Records provided:

────

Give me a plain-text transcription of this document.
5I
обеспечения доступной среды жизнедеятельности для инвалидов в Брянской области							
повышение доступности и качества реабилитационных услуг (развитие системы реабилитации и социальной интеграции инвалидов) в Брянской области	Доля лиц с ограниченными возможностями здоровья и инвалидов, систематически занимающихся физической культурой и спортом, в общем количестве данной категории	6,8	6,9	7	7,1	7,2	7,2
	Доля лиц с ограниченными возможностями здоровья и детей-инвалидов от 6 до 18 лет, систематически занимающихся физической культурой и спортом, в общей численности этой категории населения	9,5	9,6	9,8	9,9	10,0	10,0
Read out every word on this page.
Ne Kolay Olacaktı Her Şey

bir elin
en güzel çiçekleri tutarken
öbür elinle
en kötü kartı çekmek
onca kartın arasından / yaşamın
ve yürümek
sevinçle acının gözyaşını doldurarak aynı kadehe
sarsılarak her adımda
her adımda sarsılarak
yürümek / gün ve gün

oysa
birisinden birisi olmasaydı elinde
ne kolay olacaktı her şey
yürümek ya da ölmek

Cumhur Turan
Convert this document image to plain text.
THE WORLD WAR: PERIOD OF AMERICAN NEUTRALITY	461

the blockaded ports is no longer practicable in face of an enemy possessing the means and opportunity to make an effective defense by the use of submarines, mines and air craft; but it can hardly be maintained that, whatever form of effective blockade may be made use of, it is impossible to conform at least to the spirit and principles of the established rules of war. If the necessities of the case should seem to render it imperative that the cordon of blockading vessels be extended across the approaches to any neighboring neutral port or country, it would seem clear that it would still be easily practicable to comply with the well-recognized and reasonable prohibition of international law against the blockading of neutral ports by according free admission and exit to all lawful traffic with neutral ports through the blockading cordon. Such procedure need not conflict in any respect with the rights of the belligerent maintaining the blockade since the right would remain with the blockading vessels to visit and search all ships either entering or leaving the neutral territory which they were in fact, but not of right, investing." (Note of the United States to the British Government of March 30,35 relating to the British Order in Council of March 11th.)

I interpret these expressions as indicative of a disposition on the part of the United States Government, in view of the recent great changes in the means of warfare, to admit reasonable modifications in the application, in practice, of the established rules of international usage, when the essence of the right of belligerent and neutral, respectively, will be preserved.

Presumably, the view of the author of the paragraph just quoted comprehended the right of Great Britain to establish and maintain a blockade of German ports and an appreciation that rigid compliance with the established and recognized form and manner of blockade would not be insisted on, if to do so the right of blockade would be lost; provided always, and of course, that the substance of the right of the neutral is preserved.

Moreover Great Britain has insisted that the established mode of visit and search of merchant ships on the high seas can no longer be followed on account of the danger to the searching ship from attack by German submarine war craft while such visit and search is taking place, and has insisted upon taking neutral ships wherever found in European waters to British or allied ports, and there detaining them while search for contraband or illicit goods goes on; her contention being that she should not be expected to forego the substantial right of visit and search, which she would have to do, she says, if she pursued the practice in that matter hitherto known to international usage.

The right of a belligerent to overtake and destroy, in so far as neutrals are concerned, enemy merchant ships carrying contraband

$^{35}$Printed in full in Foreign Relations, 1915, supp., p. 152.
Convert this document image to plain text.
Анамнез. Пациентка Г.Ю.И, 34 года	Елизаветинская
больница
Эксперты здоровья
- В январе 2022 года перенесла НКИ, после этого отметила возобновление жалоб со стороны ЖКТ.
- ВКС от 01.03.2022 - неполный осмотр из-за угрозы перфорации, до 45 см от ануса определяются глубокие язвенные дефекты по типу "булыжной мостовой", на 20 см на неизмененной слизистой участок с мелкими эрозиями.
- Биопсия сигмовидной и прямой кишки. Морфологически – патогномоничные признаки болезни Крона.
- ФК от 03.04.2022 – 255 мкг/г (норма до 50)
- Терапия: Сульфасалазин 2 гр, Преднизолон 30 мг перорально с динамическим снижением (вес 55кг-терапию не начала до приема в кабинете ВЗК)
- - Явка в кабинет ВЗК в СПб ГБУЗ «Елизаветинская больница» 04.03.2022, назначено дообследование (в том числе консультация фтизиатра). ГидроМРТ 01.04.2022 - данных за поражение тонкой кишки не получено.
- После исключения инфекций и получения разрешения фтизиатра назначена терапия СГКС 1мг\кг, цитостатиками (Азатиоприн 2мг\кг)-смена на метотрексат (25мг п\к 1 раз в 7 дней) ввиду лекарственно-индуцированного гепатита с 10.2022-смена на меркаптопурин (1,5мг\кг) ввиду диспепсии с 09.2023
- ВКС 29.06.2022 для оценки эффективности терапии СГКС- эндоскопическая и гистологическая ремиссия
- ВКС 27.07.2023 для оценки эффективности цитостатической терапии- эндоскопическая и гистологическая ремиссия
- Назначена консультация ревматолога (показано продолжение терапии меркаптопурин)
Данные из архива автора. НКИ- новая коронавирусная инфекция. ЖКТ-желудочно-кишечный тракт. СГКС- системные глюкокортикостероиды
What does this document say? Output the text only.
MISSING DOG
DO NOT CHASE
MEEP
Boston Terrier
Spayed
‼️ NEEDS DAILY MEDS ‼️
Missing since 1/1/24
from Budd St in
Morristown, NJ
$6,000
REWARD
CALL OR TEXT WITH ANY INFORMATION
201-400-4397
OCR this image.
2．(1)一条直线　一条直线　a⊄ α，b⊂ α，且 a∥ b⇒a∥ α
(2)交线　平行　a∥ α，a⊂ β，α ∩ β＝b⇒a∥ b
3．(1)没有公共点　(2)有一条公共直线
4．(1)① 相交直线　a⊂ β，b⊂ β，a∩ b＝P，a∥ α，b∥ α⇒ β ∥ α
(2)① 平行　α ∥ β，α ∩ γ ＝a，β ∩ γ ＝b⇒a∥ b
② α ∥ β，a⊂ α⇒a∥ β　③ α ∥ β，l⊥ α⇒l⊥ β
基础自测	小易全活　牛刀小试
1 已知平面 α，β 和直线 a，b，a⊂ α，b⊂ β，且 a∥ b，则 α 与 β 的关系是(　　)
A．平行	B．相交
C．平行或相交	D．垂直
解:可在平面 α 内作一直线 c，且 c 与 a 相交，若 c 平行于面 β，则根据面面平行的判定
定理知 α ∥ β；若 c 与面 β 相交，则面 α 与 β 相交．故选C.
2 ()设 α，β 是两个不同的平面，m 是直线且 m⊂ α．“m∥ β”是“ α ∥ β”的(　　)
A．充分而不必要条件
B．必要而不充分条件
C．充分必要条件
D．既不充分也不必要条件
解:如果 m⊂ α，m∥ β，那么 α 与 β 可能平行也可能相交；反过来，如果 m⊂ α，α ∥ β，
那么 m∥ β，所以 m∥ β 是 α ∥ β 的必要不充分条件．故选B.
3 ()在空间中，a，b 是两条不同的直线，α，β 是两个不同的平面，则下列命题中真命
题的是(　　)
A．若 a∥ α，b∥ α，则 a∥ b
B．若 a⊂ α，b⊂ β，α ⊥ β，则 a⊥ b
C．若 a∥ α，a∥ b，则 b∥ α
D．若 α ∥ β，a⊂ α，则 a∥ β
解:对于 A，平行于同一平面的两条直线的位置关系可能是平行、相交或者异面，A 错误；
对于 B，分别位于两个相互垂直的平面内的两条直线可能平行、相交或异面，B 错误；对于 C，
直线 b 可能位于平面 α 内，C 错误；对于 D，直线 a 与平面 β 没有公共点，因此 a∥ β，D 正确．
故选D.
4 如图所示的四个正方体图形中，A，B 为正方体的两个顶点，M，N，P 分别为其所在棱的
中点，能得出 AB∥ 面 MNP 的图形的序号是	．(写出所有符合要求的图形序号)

────

Aim:
Using the entries above, return each line in which the word "эффективности" occurs.

Answer to this problem:
- ВКС 29.06.2022 для оценки эффективности терапии СГКС- эндоскопическая и гистологическая ремиссия
- ВКС 27.07.2023 для оценки эффективности цитостатической терапии- эндоскопическая и гистологическая ремиссия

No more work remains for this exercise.